--- Start of Supplied records ---

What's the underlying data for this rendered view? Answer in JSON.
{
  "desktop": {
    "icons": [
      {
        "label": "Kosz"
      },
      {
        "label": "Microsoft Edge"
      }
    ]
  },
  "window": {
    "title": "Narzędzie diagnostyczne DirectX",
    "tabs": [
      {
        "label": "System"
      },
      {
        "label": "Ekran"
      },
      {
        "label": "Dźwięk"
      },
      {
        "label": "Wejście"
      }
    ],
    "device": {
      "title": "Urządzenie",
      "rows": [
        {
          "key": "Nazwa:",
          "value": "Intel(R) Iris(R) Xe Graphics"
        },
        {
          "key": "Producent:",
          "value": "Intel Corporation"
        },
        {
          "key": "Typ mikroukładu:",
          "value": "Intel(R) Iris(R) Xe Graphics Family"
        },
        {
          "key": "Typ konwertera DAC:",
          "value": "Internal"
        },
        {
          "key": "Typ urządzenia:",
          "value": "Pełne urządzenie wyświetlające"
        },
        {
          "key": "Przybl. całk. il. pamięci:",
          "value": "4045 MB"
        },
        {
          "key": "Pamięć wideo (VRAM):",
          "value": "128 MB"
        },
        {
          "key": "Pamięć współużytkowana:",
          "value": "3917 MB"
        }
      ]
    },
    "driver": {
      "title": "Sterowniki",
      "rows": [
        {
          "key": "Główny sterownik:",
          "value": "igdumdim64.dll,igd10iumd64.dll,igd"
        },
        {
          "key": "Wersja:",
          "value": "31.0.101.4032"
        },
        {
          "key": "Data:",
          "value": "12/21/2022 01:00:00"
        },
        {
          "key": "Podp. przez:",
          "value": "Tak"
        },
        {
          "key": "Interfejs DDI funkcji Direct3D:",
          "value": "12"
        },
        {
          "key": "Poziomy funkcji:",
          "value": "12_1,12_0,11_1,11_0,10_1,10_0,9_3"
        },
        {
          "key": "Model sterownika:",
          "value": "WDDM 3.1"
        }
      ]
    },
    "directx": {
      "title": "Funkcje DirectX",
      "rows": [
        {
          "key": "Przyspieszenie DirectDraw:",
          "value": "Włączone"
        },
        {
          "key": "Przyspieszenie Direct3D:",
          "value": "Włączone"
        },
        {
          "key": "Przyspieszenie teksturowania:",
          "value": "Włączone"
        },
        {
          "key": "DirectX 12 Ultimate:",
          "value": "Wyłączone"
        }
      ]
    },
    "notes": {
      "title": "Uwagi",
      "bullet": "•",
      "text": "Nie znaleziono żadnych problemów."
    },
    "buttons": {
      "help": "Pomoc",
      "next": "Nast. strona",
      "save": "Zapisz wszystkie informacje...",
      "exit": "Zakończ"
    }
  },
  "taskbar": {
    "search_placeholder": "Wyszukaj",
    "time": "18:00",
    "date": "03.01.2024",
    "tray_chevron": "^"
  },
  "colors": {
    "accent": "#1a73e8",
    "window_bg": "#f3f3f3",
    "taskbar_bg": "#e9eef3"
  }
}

--- End of Supplied records ---

• [Task prompt]: Find each line holding the word "Intel" and copy it.

• [The reply]:
          "value": "Intel(R) Iris(R) Xe Graphics"
          "value": "Intel Corporation"
          "value": "Intel(R) Iris(R) Xe Graphics Family"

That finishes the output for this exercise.